Given instruction ▸
Where a line holds the word "вида", copy that line.
# Start of Extracted data
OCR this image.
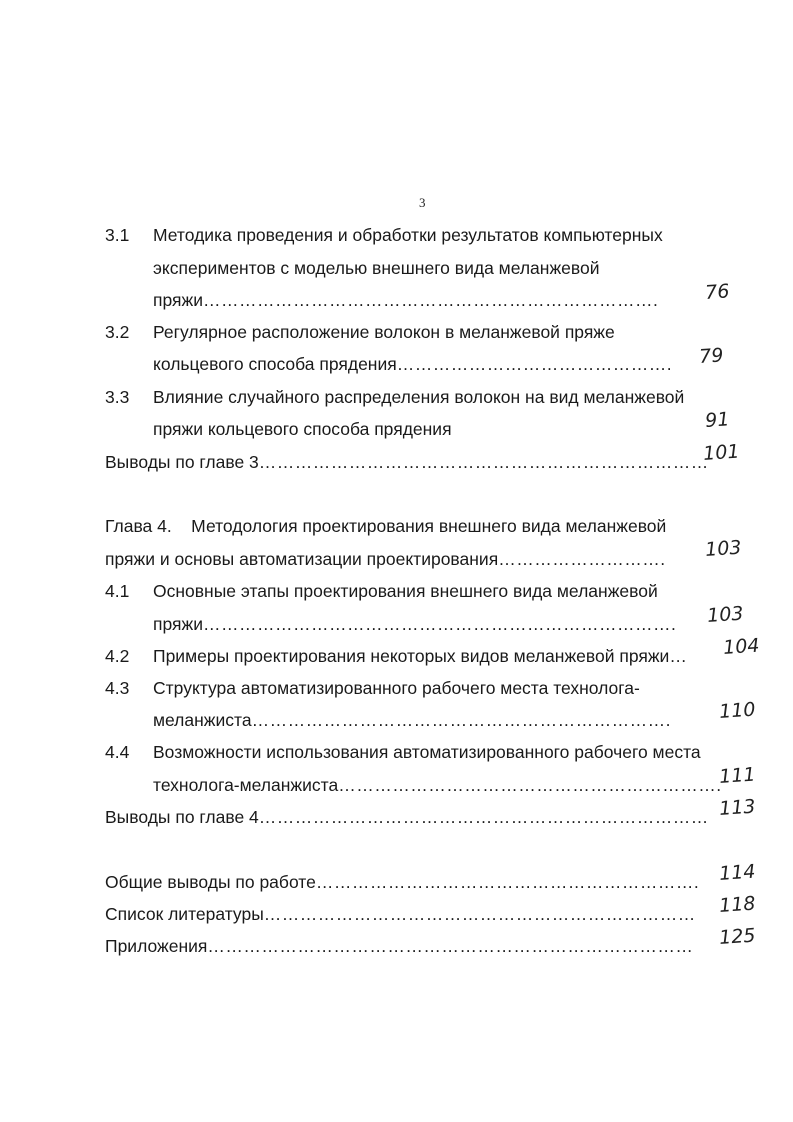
3
3.1 Методика проведения и обработки результатов компьютерных
экспериментов с моделью внешнего вида меланжевой
пряжи…………………………………………………………………. 76
3.2 Регулярное расположение волокон в меланжевой пряже
кольцевого способа прядения………………………………………. 79
3.3 Влияние случайного распределения волокон на вид меланжевой
пряжи кольцевого способа прядения	91
Выводы по главе 3…………………………………………………………………
101
Глава 4.    Методология проектирования внешнего вида меланжевой
пряжи и основы автоматизации проектирования………………………. 103
4.1 Основные этапы проектирования внешнего вида меланжевой
пряжи……………………………………………………………………. 103
4.2 Примеры проектирования некоторых видов меланжевой пряжи… 104
4.3 Структура автоматизированного рабочего места технолога-
меланжиста…………………………………………………………….	110
4.4 Возможности использования автоматизированного рабочего места
технолога-меланжиста……………………………………………………….
111
Выводы по главе 4………………………………………………………………… 113
Общие выводы по работе………………………………………………………. 114
Список литературы……………………………………………………………… 118
Приложения……………………………………………………………………… 125
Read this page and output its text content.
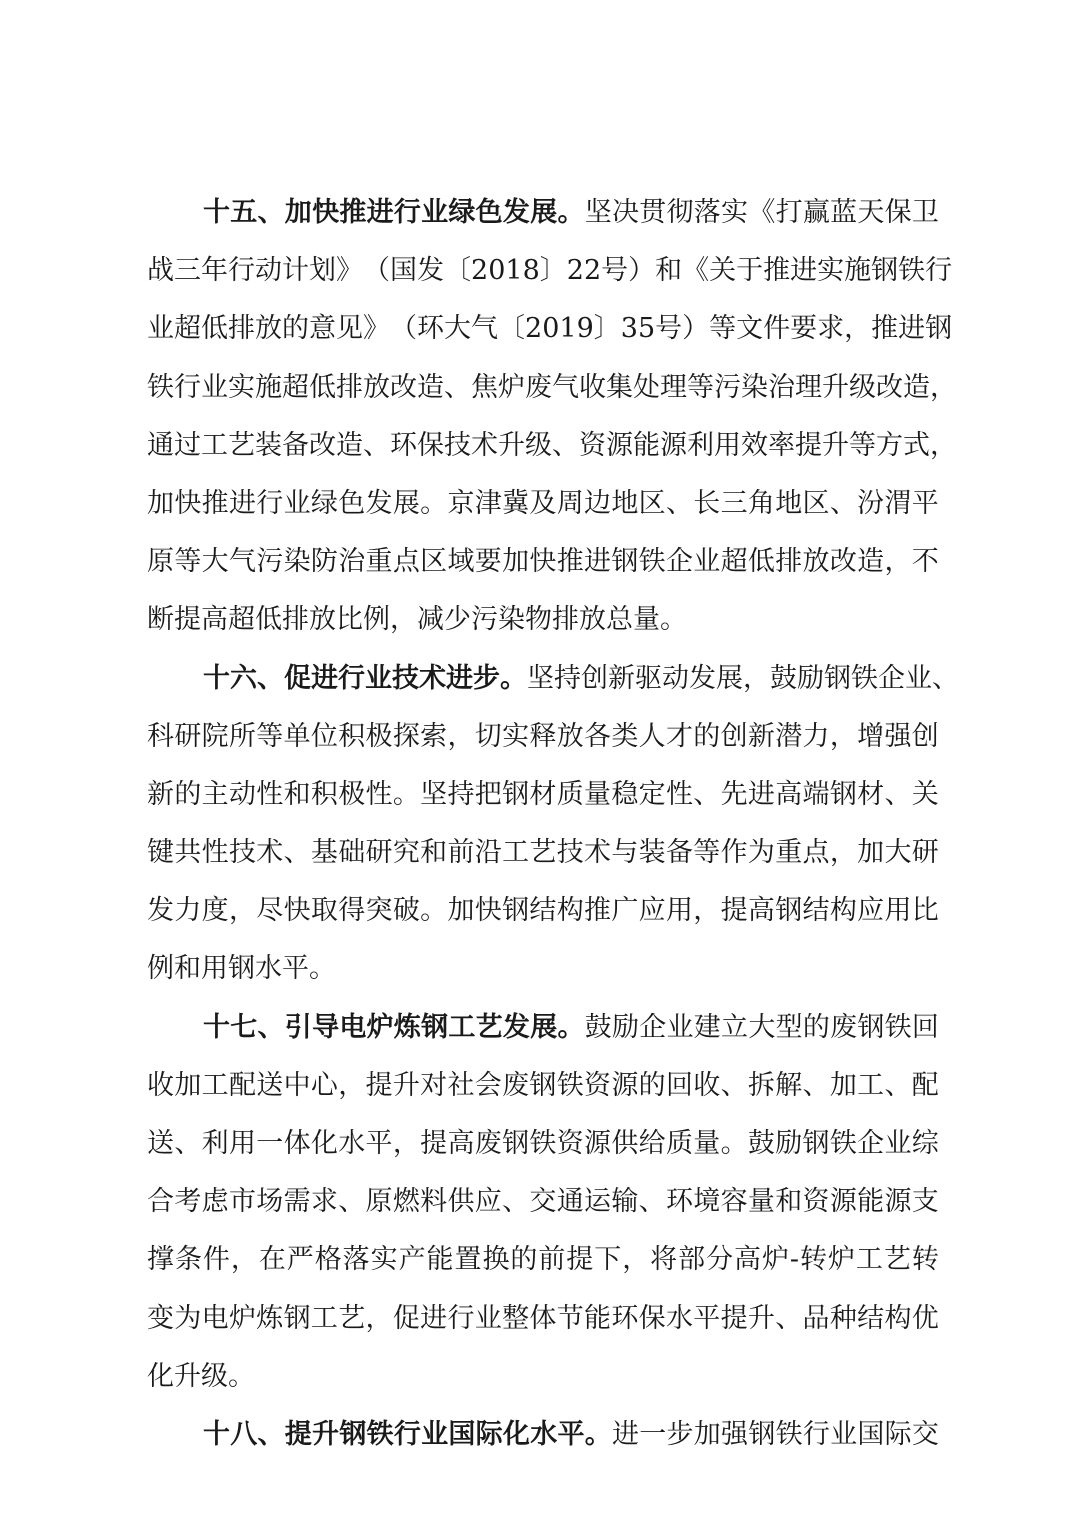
十 五 、 加 快 推 进 行 业 绿 色 发 展 。 坚 决 贯 彻 落 实 《 打 赢 蓝 天 保 卫
战 三 年 行 动 计 划 》 （ 国 发 〔 2 0 1 8 〕 2 2 号 ） 和 《 关 于 推 进 实 施 钢 铁 行
业 超 低 排 放 的 意 见 》 （ 环 大 气 〔 2 0 1 9 〕 3 5 号 ） 等 文 件 要 求 ， 推 进 钢
铁 行 业 实 施 超 低 排 放 改 造 、 焦 炉 废 气 收 集 处 理 等 污 染 治 理 升 级 改 造 ，
通 过 工 艺 装 备 改 造 、 环 保 技 术 升 级 、 资 源 能 源 利 用 效 率 提 升 等 方 式 ，
加 快 推 进 行 业 绿 色 发 展 。 京 津 冀 及 周 边 地 区 、 长 三 角 地 区 、 汾 渭 平
原 等 大 气 污 染 防 治 重 点 区 域 要 加 快 推 进 钢 铁 企 业 超 低 排 放 改 造 ， 不
断提高超低排放比例，减少污染物排放总量。
十 六 、 促 进 行 业 技 术 进 步 。 坚 持 创 新 驱 动 发 展 ， 鼓 励 钢 铁 企 业 、
科 研 院 所 等 单 位 积 极 探 索 ， 切 实 释 放 各 类 人 才 的 创 新 潜 力 ， 增 强 创
新 的 主 动 性 和 积 极 性 。 坚 持 把 钢 材 质 量 稳 定 性 、 先 进 高 端 钢 材 、 关
键 共 性 技 术 、 基 础 研 究 和 前 沿 工 艺 技 术 与 装 备 等 作 为 重 点 ， 加 大 研
发 力 度 ， 尽 快 取 得 突 破 。 加 快 钢 结 构 推 广 应 用 ， 提 高 钢 结 构 应 用 比
例和用钢水平。
十 七 、 引 导 电 炉 炼 钢 工 艺 发 展 。 鼓 励 企 业 建 立 大 型 的 废 钢 铁 回
收 加 工 配 送 中 心 ， 提 升 对 社 会 废 钢 铁 资 源 的 回 收 、 拆 解 、 加 工 、 配
送 、 利 用 一 体 化 水 平 ， 提 高 废 钢 铁 资 源 供 给 质 量 。 鼓 励 钢 铁 企 业 综
合 考 虑 市 场 需 求 、 原 燃 料 供 应 、 交 通 运 输 、 环 境 容 量 和 资 源 能 源 支
撑 条 件 ， 在 严 格 落 实 产 能 置 换 的 前 提 下 ， 将 部 分 高 炉 - 转 炉 工 艺 转
变 为 电 炉 炼 钢 工 艺 ， 促 进 行 业 整 体 节 能 环 保 水 平 提 升 、 品 种 结 构 优
化升级。
十 八 、 提 升 钢 铁 行 业 国 际 化 水 平 。 进 一 步 加 强 钢 铁 行 业 国 际 交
# End of Extracted data
The completed task ▸
экспериментов с моделью внешнего вида меланжевой
Глава 4.    Методология проектирования внешнего вида меланжевой
4.1 Основные этапы проектирования внешнего вида меланжевой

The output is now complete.